*Aim of the task*
Recast each line of the records below as a Markdown table with a Row column holding the row number and an Entry column holding the line, leaving out blank lines and the pictures.

++++ Source data ++++

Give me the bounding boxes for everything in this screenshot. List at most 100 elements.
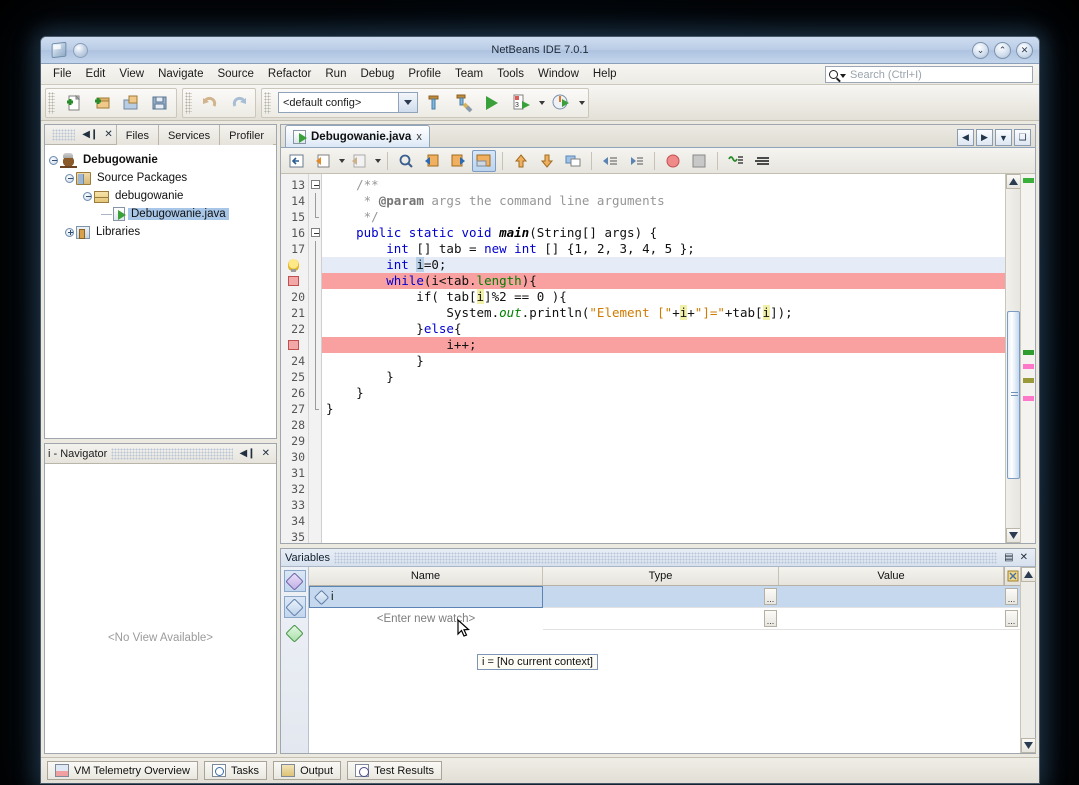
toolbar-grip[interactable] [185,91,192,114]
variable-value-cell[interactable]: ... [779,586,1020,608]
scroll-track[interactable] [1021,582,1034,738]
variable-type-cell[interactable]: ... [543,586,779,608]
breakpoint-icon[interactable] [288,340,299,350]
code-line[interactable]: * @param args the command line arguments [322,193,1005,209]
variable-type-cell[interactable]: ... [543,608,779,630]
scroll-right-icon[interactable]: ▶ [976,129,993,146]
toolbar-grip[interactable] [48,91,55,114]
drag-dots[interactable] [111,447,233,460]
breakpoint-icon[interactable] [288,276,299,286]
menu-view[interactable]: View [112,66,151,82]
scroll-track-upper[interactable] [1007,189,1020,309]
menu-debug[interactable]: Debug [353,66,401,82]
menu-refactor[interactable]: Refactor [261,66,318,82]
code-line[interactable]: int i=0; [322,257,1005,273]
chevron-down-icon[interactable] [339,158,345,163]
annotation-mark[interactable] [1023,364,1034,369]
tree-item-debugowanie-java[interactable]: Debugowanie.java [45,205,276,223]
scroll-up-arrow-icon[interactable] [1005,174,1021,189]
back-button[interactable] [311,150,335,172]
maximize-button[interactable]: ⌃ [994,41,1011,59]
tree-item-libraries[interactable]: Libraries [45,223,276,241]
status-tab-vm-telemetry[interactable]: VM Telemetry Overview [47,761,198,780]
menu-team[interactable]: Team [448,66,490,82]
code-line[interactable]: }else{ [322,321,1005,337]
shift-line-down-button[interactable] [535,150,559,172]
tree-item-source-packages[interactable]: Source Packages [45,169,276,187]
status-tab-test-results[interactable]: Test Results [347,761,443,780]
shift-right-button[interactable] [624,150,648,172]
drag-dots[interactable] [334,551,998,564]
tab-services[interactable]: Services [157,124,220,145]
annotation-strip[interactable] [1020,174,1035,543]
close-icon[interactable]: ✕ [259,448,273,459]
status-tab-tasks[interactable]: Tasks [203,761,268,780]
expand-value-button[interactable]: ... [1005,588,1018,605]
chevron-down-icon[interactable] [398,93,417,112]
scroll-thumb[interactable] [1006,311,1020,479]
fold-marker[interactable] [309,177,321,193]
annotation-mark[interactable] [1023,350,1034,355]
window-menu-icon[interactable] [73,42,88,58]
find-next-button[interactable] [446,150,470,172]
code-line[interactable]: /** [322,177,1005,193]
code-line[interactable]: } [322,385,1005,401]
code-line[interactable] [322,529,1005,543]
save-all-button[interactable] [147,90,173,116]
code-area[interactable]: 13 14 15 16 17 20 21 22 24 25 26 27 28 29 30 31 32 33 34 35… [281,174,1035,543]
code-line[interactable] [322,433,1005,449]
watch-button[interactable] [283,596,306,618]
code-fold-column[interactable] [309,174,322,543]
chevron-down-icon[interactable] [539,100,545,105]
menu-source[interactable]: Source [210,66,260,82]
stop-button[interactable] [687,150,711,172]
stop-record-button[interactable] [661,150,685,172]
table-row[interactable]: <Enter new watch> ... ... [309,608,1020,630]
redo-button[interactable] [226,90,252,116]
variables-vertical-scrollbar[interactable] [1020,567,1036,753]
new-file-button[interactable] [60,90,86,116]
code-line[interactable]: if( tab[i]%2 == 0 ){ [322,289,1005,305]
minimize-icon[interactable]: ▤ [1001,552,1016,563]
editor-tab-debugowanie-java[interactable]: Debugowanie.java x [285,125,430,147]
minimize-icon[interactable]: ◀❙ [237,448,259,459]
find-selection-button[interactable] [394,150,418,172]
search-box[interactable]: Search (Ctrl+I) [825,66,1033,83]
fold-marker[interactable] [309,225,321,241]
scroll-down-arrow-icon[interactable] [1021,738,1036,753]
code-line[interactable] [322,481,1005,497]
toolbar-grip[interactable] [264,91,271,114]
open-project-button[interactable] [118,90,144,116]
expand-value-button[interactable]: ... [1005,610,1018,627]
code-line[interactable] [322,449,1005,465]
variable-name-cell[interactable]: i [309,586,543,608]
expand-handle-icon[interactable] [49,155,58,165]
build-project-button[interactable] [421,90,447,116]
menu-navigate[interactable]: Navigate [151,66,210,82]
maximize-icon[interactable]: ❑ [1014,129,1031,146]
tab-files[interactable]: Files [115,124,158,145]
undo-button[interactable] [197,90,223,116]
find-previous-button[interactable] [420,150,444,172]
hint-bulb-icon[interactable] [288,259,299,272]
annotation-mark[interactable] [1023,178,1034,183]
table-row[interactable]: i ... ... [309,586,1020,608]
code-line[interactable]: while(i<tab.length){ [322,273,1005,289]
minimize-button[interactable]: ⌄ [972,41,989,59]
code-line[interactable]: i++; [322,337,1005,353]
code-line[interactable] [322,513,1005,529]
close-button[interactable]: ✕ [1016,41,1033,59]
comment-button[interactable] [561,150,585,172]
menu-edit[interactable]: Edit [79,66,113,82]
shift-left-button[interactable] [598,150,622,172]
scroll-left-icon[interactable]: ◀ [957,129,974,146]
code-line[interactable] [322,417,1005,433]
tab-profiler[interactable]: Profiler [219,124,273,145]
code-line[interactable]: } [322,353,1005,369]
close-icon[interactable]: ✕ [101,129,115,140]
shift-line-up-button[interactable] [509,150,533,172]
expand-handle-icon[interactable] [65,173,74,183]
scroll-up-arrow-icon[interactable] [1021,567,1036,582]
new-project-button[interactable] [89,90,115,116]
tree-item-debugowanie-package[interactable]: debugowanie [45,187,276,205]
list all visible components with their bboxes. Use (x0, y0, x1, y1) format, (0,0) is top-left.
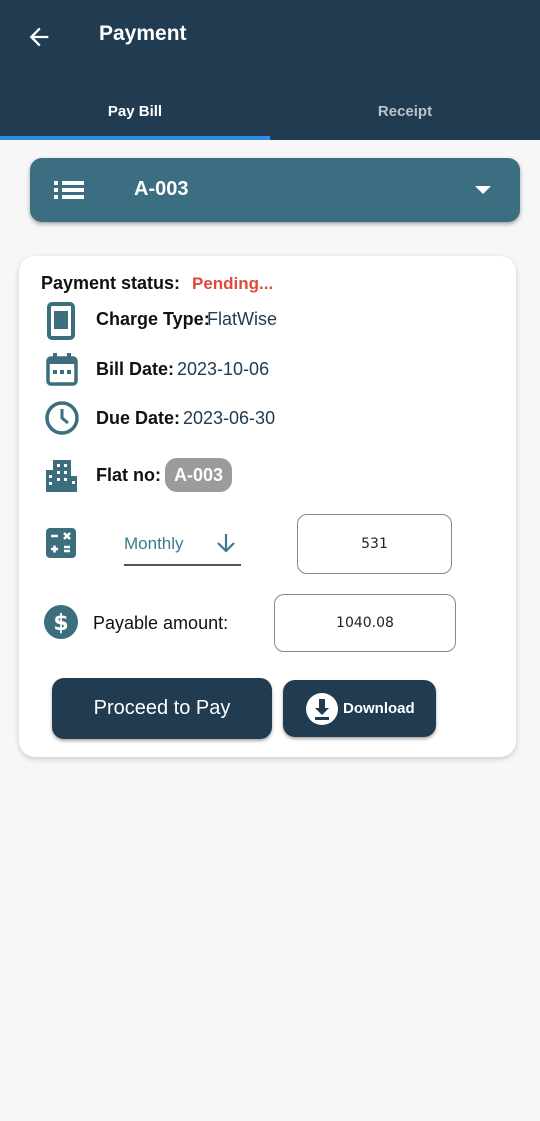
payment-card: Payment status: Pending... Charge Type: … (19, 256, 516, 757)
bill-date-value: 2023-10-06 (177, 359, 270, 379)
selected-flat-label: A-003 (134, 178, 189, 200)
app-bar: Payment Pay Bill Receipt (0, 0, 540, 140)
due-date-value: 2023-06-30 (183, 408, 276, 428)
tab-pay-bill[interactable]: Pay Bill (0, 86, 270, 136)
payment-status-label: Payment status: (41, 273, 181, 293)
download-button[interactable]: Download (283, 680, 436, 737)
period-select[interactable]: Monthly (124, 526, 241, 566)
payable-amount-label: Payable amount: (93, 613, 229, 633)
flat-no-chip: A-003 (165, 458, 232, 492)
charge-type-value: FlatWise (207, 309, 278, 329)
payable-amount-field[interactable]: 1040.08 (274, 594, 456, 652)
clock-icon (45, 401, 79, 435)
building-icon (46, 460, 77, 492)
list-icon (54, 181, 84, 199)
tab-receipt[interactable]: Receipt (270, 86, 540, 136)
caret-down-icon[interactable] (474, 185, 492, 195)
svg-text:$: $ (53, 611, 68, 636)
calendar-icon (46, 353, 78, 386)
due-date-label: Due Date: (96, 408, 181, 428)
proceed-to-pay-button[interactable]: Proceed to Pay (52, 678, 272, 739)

++++

*Answer to the task*
| Row | Entry |
|---|---|
| 1 | Give me the bounding boxes for everything in this screenshot. List at most 100 elements. |
| 2 | toolbar-grip[interactable] [185,91,192,114] |
| 3 | variable-value-cell[interactable]: ... [779,586,1020,608] |
| 4 | scroll-track[interactable] [1021,582,1034,738] |
| 5 | variable-type-cell[interactable]: ... [543,586,779,608] |
| 6 | breakpoint-icon[interactable] [288,340,299,350] |
| 7 | code-line[interactable]: * @param args the command line arguments [322,193,1005,209] |
| 8 | variable-type-cell[interactable]: ... [543,608,779,630] |
| 9 | scroll-right-icon[interactable]: ▶ [976,129,993,146] |
| 10 | toolbar-grip[interactable] [48,91,55,114] |
| 11 | drag-dots[interactable] [111,447,233,460] |
| 12 | breakpoint-icon[interactable] [288,276,299,286] |
| 13 | menu-view[interactable]: View [112,66,151,82] |
| 14 | scroll-track-upper[interactable] [1007,189,1020,309] |
| 15 | menu-debug[interactable]: Debug [353,66,401,82] |
| 16 | menu-refactor[interactable]: Refactor [261,66,318,82] |
| 17 | code-line[interactable]: int i=0; [322,257,1005,273] |
| 18 | chevron-down-icon[interactable] [339,158,345,163] |
| 19 | annotation-mark[interactable] [1023,364,1034,369] |
| 20 | tree-item-debugowanie-java[interactable]: Debugowanie.java [45,205,276,223] |
| 21 | scroll-up-arrow-icon[interactable] [1005,174,1021,189] |
| 22 | back-button[interactable] [311,150,335,172] |
| 23 | maximize-button[interactable]: ⌃ [994,41,1011,59] |
| 24 | tree-item-libraries[interactable]: Libraries [45,223,276,241] |
| 25 | status-tab-vm-telemetry[interactable]: VM Telemetry Overview [47,761,198,780] |
| 26 | menu-team[interactable]: Team [448,66,490,82] |
| 27 | code-line[interactable]: }else{ [322,321,1005,337] |
| 28 | shift-line-down-button[interactable] [535,150,559,172] |
| 29 | tree-item-source-packages[interactable]: Source Packages [45,169,276,187] |
| 30 | status-tab-test-results[interactable]: Test Results [347,761,443,780] |
| 31 | shift-right-button[interactable] [624,150,648,172] |
| 32 | drag-dots[interactable] [334,551,998,564] |
| 33 | tab-services[interactable]: Services [157,124,220,145] |
| 34 | annotation-strip[interactable] [1020,174,1035,543] |
| 35 | close-icon[interactable]: ✕ [259,448,273,459] |
| 36 | status-tab-tasks[interactable]: Tasks [203,761,268,780] |
| 37 | expand-value-button[interactable]: ... [1005,588,1018,605] |
| 38 | chevron-down-icon[interactable] [398,93,417,112] |
| 39 | scroll-thumb[interactable] [1006,311,1020,479] |
| 40 | fold-marker[interactable] [309,177,321,193] |
| 41 | annotation-mark[interactable] [1023,350,1034,355] |
| 42 | window-menu-icon[interactable] [73,42,88,58] |
| 43 | find-next-button[interactable] [446,150,470,172] |
| 44 | code-line[interactable]: /** [322,177,1005,193] |
| 45 | code-line[interactable]: } [322,385,1005,401] |
| 46 | code-line[interactable] [322,529,1005,543] |
| 47 | save-all-button[interactable] [147,90,173,116] |
| 48 | code-area[interactable]: 13 14 15 16 17 20 21 22 24 25 26 27 28 29 30 31 32 33 34 35… [281,174,1035,543] |
| 49 | code-line[interactable] [322,433,1005,449] |
| 50 | watch-button[interactable] [283,596,306,618] |
| 51 | code-fold-column[interactable] [309,174,322,543] |
| 52 | chevron-down-icon[interactable] [539,100,545,105] |
| 53 | menu-source[interactable]: Source [210,66,260,82] |
| 54 | stop-button[interactable] [687,150,711,172] |
| 55 | stop-record-button[interactable] [661,150,685,172] |
| 56 | table-row[interactable]: <Enter new watch> ... ... [309,608,1020,630] |
| 57 | redo-button[interactable] [226,90,252,116] |
| 58 | variables-vertical-scrollbar[interactable] [1020,567,1036,753] |
| 59 | new-file-button[interactable] [60,90,86,116] |
| 60 | code-line[interactable]: if( tab[i]%2 == 0 ){ [322,289,1005,305] |
| 61 | minimize-icon[interactable]: ▤ [1001,552,1016,563] |
| 62 | editor-tab-debugowanie-java[interactable]: Debugowanie.java x [285,125,430,147] |
| 63 | minimize-icon[interactable]: ◀❙ [237,448,259,459] |
| 64 | find-selection-button[interactable] [394,150,418,172] |
| 65 | search-box[interactable]: Search (Ctrl+I) [825,66,1033,83] |
| 66 | fold-marker[interactable] [309,225,321,241] |
| 67 | scroll-down-arrow-icon[interactable] [1021,738,1036,753] |
| 68 | code-line[interactable] [322,481,1005,497] |
| 69 | toolbar-grip[interactable] [264,91,271,114] |
| 70 | open-project-button[interactable] [118,90,144,116] |
| 71 | expand-value-button[interactable]: ... [1005,610,1018,627] |
| 72 | code-line[interactable] [322,449,1005,465] |
| 73 | variable-name-cell[interactable]: i [309,586,543,608] |
| 74 | expand-handle-icon[interactable] [49,155,58,165] |
| 75 | build-project-button[interactable] [421,90,447,116] |
| 76 | menu-navigate[interactable]: Navigate [151,66,210,82] |
| 77 | maximize-icon[interactable]: ❑ [1014,129,1031,146] |
| 78 | tab-files[interactable]: Files [115,124,158,145] |
| 79 | undo-button[interactable] [197,90,223,116] |
| 80 | find-previous-button[interactable] [420,150,444,172] |
| 81 | hint-bulb-icon[interactable] [288,259,299,272] |
| 82 | annotation-mark[interactable] [1023,178,1034,183] |
| 83 | table-row[interactable]: i ... ... [309,586,1020,608] |
| 84 | code-line[interactable]: while(i<tab.length){ [322,273,1005,289] |
| 85 | minimize-button[interactable]: ⌄ [972,41,989,59] |
| 86 | code-line[interactable]: i++; [322,337,1005,353] |
| 87 | code-line[interactable] [322,513,1005,529] |
| 88 | close-button[interactable]: ✕ [1016,41,1033,59] |
| 89 | comment-button[interactable] [561,150,585,172] |
| 90 | menu-edit[interactable]: Edit [79,66,113,82] |
| 91 | shift-left-button[interactable] [598,150,622,172] |
| 92 | scroll-left-icon[interactable]: ◀ [957,129,974,146] |
| 93 | code-line[interactable] [322,417,1005,433] |
| 94 | tab-profiler[interactable]: Profiler [219,124,273,145] |
| 95 | code-line[interactable]: } [322,353,1005,369] |
| 96 | close-icon[interactable]: ✕ [101,129,115,140] |
| 97 | shift-line-up-button[interactable] [509,150,533,172] |
| 98 | expand-handle-icon[interactable] [65,173,74,183] |
| 99 | scroll-up-arrow-icon[interactable] [1021,567,1036,582] |
| 100 | new-project-button[interactable] [89,90,115,116] |
| 101 | tree-item-debugowanie-package[interactable]: debugowanie [45,187,276,205] |
| 102 | list all visible components with their bboxes. Use (x0, y0, x1, y1) format, (0,0) is top-left. |
| 103 | payment-card: Payment status: Pending... Charge Type: … (19, 256, 516, 757) |
| 104 | bill-date-value: 2023-10-06 (177, 359, 270, 379) |
| 105 | selected-flat-label: A-003 (134, 178, 189, 200) |
| 106 | app-bar: Payment Pay Bill Receipt (0, 0, 540, 140) |
| 107 | due-date-value: 2023-06-30 (183, 408, 276, 428) |
| 108 | tab-pay-bill[interactable]: Pay Bill (0, 86, 270, 136) |
| 109 | payment-status-label: Payment status: (41, 273, 181, 293) |
| 110 | download-button[interactable]: Download (283, 680, 436, 737) |
| 111 | period-select[interactable]: Monthly (124, 526, 241, 566) |
| 112 | payable-amount-label: Payable amount: (93, 613, 229, 633) |
| 113 | flat-no-chip: A-003 (165, 458, 232, 492) |
| 114 | charge-type-value: FlatWise (207, 309, 278, 329) |
| 115 | payable-amount-field[interactable]: 1040.08 (274, 594, 456, 652) |
| 116 | clock-icon (45, 401, 79, 435) |
| 117 | building-icon (46, 460, 77, 492) |
| 118 | list-icon (54, 181, 84, 199) |
| 119 | tab-receipt[interactable]: Receipt (270, 86, 540, 136) |
| 120 | caret-down-icon[interactable] (474, 185, 492, 195) |
| 121 | svg-text:$: $ (53, 611, 68, 636) |
| 122 | calendar-icon (46, 353, 78, 386) |
| 123 | due-date-label: Due Date: (96, 408, 181, 428) |
| 124 | proceed-to-pay-button[interactable]: Proceed to Pay (52, 678, 272, 739) |